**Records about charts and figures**
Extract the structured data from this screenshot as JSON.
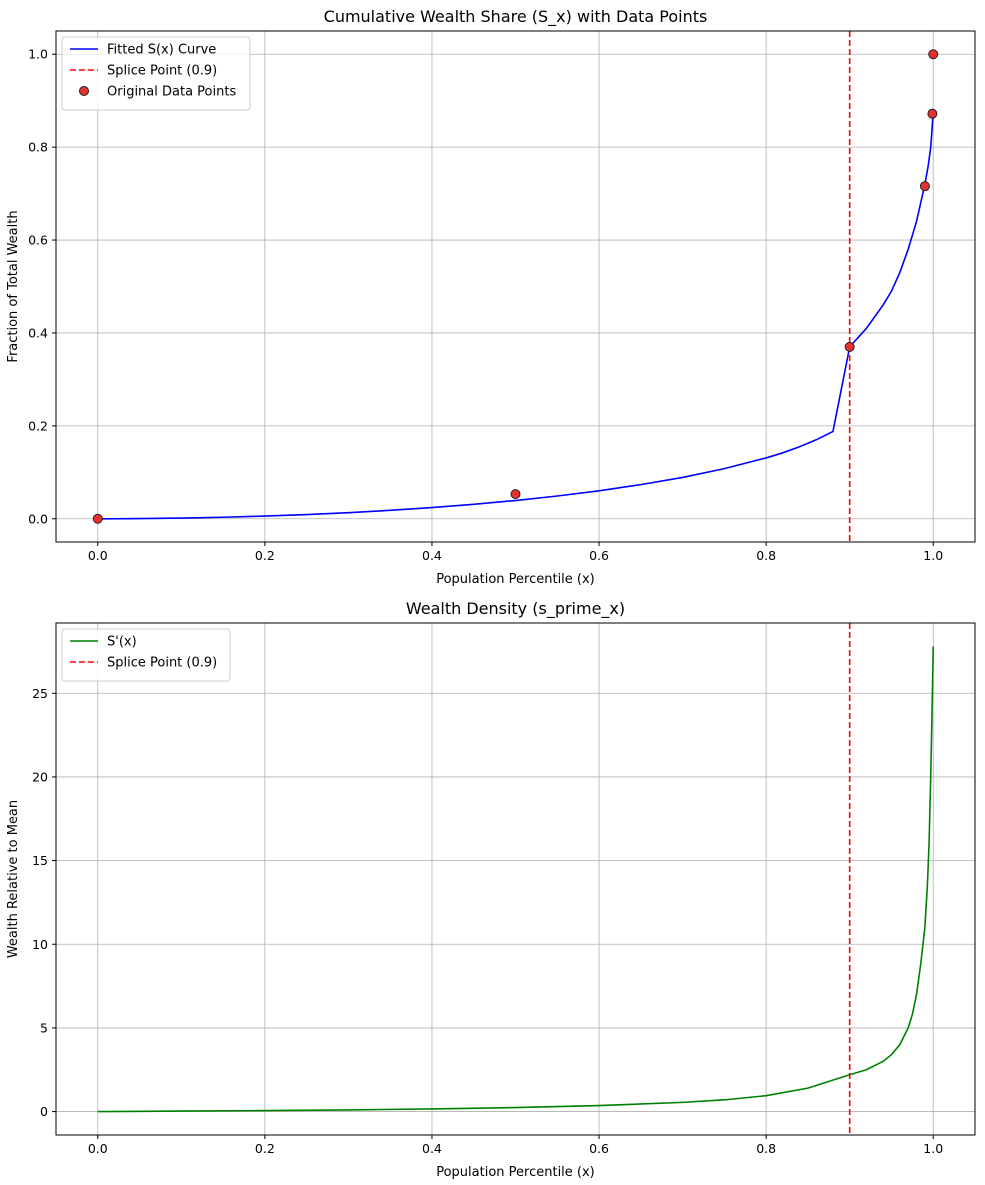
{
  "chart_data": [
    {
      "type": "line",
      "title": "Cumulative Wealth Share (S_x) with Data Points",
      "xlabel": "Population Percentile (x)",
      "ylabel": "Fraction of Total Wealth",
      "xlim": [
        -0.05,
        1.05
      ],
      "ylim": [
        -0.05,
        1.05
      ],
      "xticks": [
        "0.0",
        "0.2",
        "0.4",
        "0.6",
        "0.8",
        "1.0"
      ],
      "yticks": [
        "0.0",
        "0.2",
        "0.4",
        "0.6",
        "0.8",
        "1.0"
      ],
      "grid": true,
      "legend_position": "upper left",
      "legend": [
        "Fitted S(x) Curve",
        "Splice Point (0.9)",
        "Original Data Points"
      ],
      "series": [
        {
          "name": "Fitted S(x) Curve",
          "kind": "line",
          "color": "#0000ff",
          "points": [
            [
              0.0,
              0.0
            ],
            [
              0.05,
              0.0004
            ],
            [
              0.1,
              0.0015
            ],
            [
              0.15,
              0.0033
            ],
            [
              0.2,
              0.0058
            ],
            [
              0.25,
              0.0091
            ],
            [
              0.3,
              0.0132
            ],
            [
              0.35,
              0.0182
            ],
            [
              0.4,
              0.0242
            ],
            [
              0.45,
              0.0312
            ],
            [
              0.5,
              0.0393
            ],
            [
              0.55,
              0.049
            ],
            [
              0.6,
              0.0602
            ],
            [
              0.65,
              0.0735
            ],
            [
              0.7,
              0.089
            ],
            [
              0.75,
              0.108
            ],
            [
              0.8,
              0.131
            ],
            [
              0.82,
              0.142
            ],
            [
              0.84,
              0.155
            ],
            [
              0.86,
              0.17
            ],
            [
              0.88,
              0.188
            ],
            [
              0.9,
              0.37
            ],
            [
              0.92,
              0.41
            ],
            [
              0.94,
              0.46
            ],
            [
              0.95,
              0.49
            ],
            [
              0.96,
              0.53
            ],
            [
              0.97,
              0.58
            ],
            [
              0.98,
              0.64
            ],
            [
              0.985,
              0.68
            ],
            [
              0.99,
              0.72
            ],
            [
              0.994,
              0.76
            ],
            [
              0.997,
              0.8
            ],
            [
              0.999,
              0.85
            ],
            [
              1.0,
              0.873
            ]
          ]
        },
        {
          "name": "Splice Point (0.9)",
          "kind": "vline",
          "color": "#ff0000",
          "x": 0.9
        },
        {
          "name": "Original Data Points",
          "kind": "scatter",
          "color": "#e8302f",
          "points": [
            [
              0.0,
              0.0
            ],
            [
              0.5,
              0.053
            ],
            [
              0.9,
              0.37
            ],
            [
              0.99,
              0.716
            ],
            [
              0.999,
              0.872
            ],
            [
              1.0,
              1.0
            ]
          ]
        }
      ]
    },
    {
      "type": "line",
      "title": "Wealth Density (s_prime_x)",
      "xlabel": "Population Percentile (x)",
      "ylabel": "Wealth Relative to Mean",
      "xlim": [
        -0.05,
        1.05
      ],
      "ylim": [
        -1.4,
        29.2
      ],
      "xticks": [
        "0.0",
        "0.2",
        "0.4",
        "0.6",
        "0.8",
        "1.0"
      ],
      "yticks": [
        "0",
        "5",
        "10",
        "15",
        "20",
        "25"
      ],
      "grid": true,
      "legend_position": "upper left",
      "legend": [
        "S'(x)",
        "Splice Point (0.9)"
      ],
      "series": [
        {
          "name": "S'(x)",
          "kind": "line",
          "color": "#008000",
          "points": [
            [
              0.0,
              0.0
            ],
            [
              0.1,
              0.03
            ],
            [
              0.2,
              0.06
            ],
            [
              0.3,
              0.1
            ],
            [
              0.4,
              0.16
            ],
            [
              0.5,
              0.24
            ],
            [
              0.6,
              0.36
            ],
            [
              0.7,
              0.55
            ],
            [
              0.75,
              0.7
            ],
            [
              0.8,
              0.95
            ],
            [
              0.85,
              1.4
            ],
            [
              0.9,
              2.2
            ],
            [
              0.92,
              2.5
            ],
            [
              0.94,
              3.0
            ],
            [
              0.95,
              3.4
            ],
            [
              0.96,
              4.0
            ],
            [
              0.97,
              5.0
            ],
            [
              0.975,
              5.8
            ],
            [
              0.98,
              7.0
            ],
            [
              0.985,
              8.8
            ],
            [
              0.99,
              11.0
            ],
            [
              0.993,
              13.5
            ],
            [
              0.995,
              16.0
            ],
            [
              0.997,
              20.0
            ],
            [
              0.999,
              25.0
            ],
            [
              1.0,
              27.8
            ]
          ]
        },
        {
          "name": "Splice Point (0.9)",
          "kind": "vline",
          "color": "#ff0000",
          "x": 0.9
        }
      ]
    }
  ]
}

**WORK INSTRUCTIONS**
Repeat the data exactly, dropping every picture it holds.

**FINAL RESULT**
Extract the structured data from this screenshot as JSON.
{
  "chart_data": [
    {
      "type": "line",
      "title": "Cumulative Wealth Share (S_x) with Data Points",
      "xlabel": "Population Percentile (x)",
      "ylabel": "Fraction of Total Wealth",
      "xlim": [
        -0.05,
        1.05
      ],
      "ylim": [
        -0.05,
        1.05
      ],
      "xticks": [
        "0.0",
        "0.2",
        "0.4",
        "0.6",
        "0.8",
        "1.0"
      ],
      "yticks": [
        "0.0",
        "0.2",
        "0.4",
        "0.6",
        "0.8",
        "1.0"
      ],
      "grid": true,
      "legend_position": "upper left",
      "legend": [
        "Fitted S(x) Curve",
        "Splice Point (0.9)",
        "Original Data Points"
      ],
      "series": [
        {
          "name": "Fitted S(x) Curve",
          "kind": "line",
          "color": "#0000ff",
          "points": [
            [
              0.0,
              0.0
            ],
            [
              0.05,
              0.0004
            ],
            [
              0.1,
              0.0015
            ],
            [
              0.15,
              0.0033
            ],
            [
              0.2,
              0.0058
            ],
            [
              0.25,
              0.0091
            ],
            [
              0.3,
              0.0132
            ],
            [
              0.35,
              0.0182
            ],
            [
              0.4,
              0.0242
            ],
            [
              0.45,
              0.0312
            ],
            [
              0.5,
              0.0393
            ],
            [
              0.55,
              0.049
            ],
            [
              0.6,
              0.0602
            ],
            [
              0.65,
              0.0735
            ],
            [
              0.7,
              0.089
            ],
            [
              0.75,
              0.108
            ],
            [
              0.8,
              0.131
            ],
            [
              0.82,
              0.142
            ],
            [
              0.84,
              0.155
            ],
            [
              0.86,
              0.17
            ],
            [
              0.88,
              0.188
            ],
            [
              0.9,
              0.37
            ],
            [
              0.92,
              0.41
            ],
            [
              0.94,
              0.46
            ],
            [
              0.95,
              0.49
            ],
            [
              0.96,
              0.53
            ],
            [
              0.97,
              0.58
            ],
            [
              0.98,
              0.64
            ],
            [
              0.985,
              0.68
            ],
            [
              0.99,
              0.72
            ],
            [
              0.994,
              0.76
            ],
            [
              0.997,
              0.8
            ],
            [
              0.999,
              0.85
            ],
            [
              1.0,
              0.873
            ]
          ]
        },
        {
          "name": "Splice Point (0.9)",
          "kind": "vline",
          "color": "#ff0000",
          "x": 0.9
        },
        {
          "name": "Original Data Points",
          "kind": "scatter",
          "color": "#e8302f",
          "points": [
            [
              0.0,
              0.0
            ],
            [
              0.5,
              0.053
            ],
            [
              0.9,
              0.37
            ],
            [
              0.99,
              0.716
            ],
            [
              0.999,
              0.872
            ],
            [
              1.0,
              1.0
            ]
          ]
        }
      ]
    },
    {
      "type": "line",
      "title": "Wealth Density (s_prime_x)",
      "xlabel": "Population Percentile (x)",
      "ylabel": "Wealth Relative to Mean",
      "xlim": [
        -0.05,
        1.05
      ],
      "ylim": [
        -1.4,
        29.2
      ],
      "xticks": [
        "0.0",
        "0.2",
        "0.4",
        "0.6",
        "0.8",
        "1.0"
      ],
      "yticks": [
        "0",
        "5",
        "10",
        "15",
        "20",
        "25"
      ],
      "grid": true,
      "legend_position": "upper left",
      "legend": [
        "S'(x)",
        "Splice Point (0.9)"
      ],
      "series": [
        {
          "name": "S'(x)",
          "kind": "line",
          "color": "#008000",
          "points": [
            [
              0.0,
              0.0
            ],
            [
              0.1,
              0.03
            ],
            [
              0.2,
              0.06
            ],
            [
              0.3,
              0.1
            ],
            [
              0.4,
              0.16
            ],
            [
              0.5,
              0.24
            ],
            [
              0.6,
              0.36
            ],
            [
              0.7,
              0.55
            ],
            [
              0.75,
              0.7
            ],
            [
              0.8,
              0.95
            ],
            [
              0.85,
              1.4
            ],
            [
              0.9,
              2.2
            ],
            [
              0.92,
              2.5
            ],
            [
              0.94,
              3.0
            ],
            [
              0.95,
              3.4
            ],
            [
              0.96,
              4.0
            ],
            [
              0.97,
              5.0
            ],
            [
              0.975,
              5.8
            ],
            [
              0.98,
              7.0
            ],
            [
              0.985,
              8.8
            ],
            [
              0.99,
              11.0
            ],
            [
              0.993,
              13.5
            ],
            [
              0.995,
              16.0
            ],
            [
              0.997,
              20.0
            ],
            [
              0.999,
              25.0
            ],
            [
              1.0,
              27.8
            ]
          ]
        },
        {
          "name": "Splice Point (0.9)",
          "kind": "vline",
          "color": "#ff0000",
          "x": 0.9
        }
      ]
    }
  ]
}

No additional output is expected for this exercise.